* **Given exercise**
Print every entry, word for word, and skip the images.

BEGIN Dataset excerpts

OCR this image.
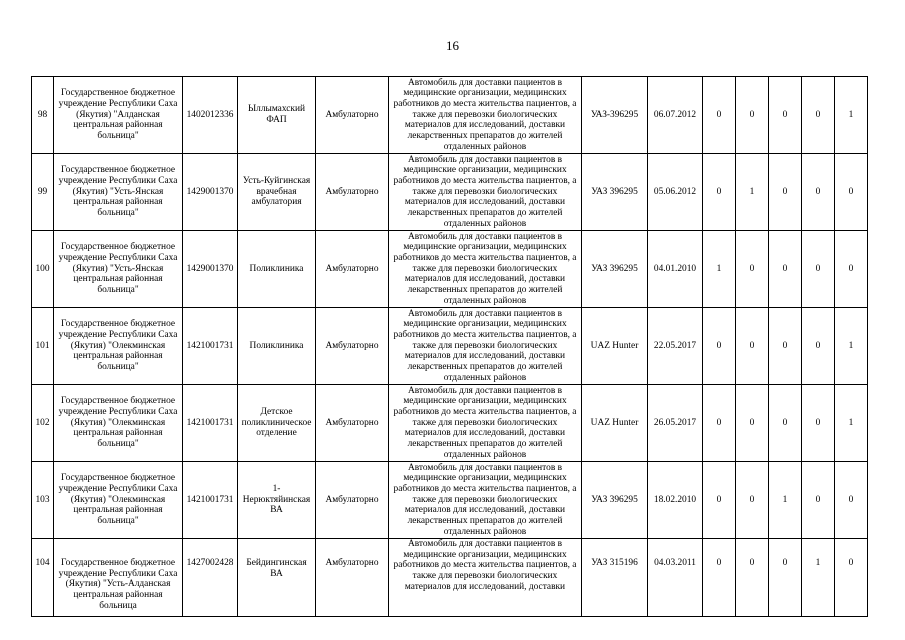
16
98	Государственное бюджетное учреждение Республики Саха (Якутия) "Алданская центральная районная больница"	1402012336	Ыллымахский ФАП	Амбулаторно	Автомобиль для доставки пациентов в медицинские организации, медицинских работников до места жительства пациентов, а также для перевозки биологических материалов для исследований, доставки лекарственных препаратов до жителей отдаленных районов	УАЗ-396295	06.07.2012	0	0	0	0	1
99	Государственное бюджетное учреждение Республики Саха (Якутия) "Усть-Янская центральная районная больница"	1429001370	Усть-Куйгинская врачебная амбулатория	Амбулаторно	Автомобиль для доставки пациентов в медицинские организации, медицинских работников до места жительства пациентов, а также для перевозки биологических материалов для исследований, доставки лекарственных препаратов до жителей отдаленных районов	УАЗ 396295	05.06.2012	0	1	0	0	0
100	Государственное бюджетное учреждение Республики Саха (Якутия) "Усть-Янская центральная районная больница"	1429001370	Поликлиника	Амбулаторно	Автомобиль для доставки пациентов в медицинские организации, медицинских работников до места жительства пациентов, а также для перевозки биологических материалов для исследований, доставки лекарственных препаратов до жителей отдаленных районов	УАЗ 396295	04.01.2010	1	0	0	0	0
101	Государственное бюджетное учреждение Республики Саха (Якутия) "Олекминская центральная районная больница"	1421001731	Поликлиника	Амбулаторно	Автомобиль для доставки пациентов в медицинские организации, медицинских работников до места жительства пациентов, а также для перевозки биологических материалов для исследований, доставки лекарственных препаратов до жителей отдаленных районов	UAZ Hunter	22.05.2017	0	0	0	0	1
102	Государственное бюджетное учреждение Республики Саха (Якутия) "Олекминская центральная районная больница"	1421001731	Детское поликлиническое отделение	Амбулаторно	Автомобиль для доставки пациентов в медицинские организации, медицинских работников до места жительства пациентов, а также для перевозки биологических материалов для исследований, доставки лекарственных препаратов до жителей отдаленных районов	UAZ Hunter	26.05.2017	0	0	0	0	1
103	Государственное бюджетное учреждение Республики Саха (Якутия) "Олекминская центральная районная больница"	1421001731	1-Нерюктяйинская ВА	Амбулаторно	Автомобиль для доставки пациентов в медицинские организации, медицинских работников до места жительства пациентов, а также для перевозки биологических материалов для исследований, доставки лекарственных препаратов до жителей отдаленных районов	УАЗ 396295	18.02.2010	0	0	1	0	0
104	Государственное бюджетное учреждение Республики Саха (Якутия) "Усть-Алданская центральная районная больница	1427002428	Бейдингинская ВА	Амбулаторно	Автомобиль для доставки пациентов в медицинские организации, медицинских работников до места жительства пациентов, а также для перевозки биологических материалов для исследований, доставки	УАЗ 315196	04.03.2011	0	0	0	1	0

END Dataset excerpts

* **Expected answer**
OCR this image.
16
98	Государственное бюджетное учреждение Республики Саха (Якутия) "Алданская центральная районная больница"	1402012336	Ыллымахский ФАП	Амбулаторно	Автомобиль для доставки пациентов в медицинские организации, медицинских работников до места жительства пациентов, а также для перевозки биологических материалов для исследований, доставки лекарственных препаратов до жителей отдаленных районов	УАЗ-396295	06.07.2012	0	0	0	0	1
99	Государственное бюджетное учреждение Республики Саха (Якутия) "Усть-Янская центральная районная больница"	1429001370	Усть-Куйгинская врачебная амбулатория	Амбулаторно	Автомобиль для доставки пациентов в медицинские организации, медицинских работников до места жительства пациентов, а также для перевозки биологических материалов для исследований, доставки лекарственных препаратов до жителей отдаленных районов	УАЗ 396295	05.06.2012	0	1	0	0	0
100	Государственное бюджетное учреждение Республики Саха (Якутия) "Усть-Янская центральная районная больница"	1429001370	Поликлиника	Амбулаторно	Автомобиль для доставки пациентов в медицинские организации, медицинских работников до места жительства пациентов, а также для перевозки биологических материалов для исследований, доставки лекарственных препаратов до жителей отдаленных районов	УАЗ 396295	04.01.2010	1	0	0	0	0
101	Государственное бюджетное учреждение Республики Саха (Якутия) "Олекминская центральная районная больница"	1421001731	Поликлиника	Амбулаторно	Автомобиль для доставки пациентов в медицинские организации, медицинских работников до места жительства пациентов, а также для перевозки биологических материалов для исследований, доставки лекарственных препаратов до жителей отдаленных районов	UAZ Hunter	22.05.2017	0	0	0	0	1
102	Государственное бюджетное учреждение Республики Саха (Якутия) "Олекминская центральная районная больница"	1421001731	Детское поликлиническое отделение	Амбулаторно	Автомобиль для доставки пациентов в медицинские организации, медицинских работников до места жительства пациентов, а также для перевозки биологических материалов для исследований, доставки лекарственных препаратов до жителей отдаленных районов	UAZ Hunter	26.05.2017	0	0	0	0	1
103	Государственное бюджетное учреждение Республики Саха (Якутия) "Олекминская центральная районная больница"	1421001731	1-Нерюктяйинская ВА	Амбулаторно	Автомобиль для доставки пациентов в медицинские организации, медицинских работников до места жительства пациентов, а также для перевозки биологических материалов для исследований, доставки лекарственных препаратов до жителей отдаленных районов	УАЗ 396295	18.02.2010	0	0	1	0	0
104	Государственное бюджетное учреждение Республики Саха (Якутия) "Усть-Алданская центральная районная больница	1427002428	Бейдингинская ВА	Амбулаторно	Автомобиль для доставки пациентов в медицинские организации, медицинских работников до места жительства пациентов, а также для перевозки биологических материалов для исследований, доставки	УАЗ 315196	04.03.2011	0	0	0	1	0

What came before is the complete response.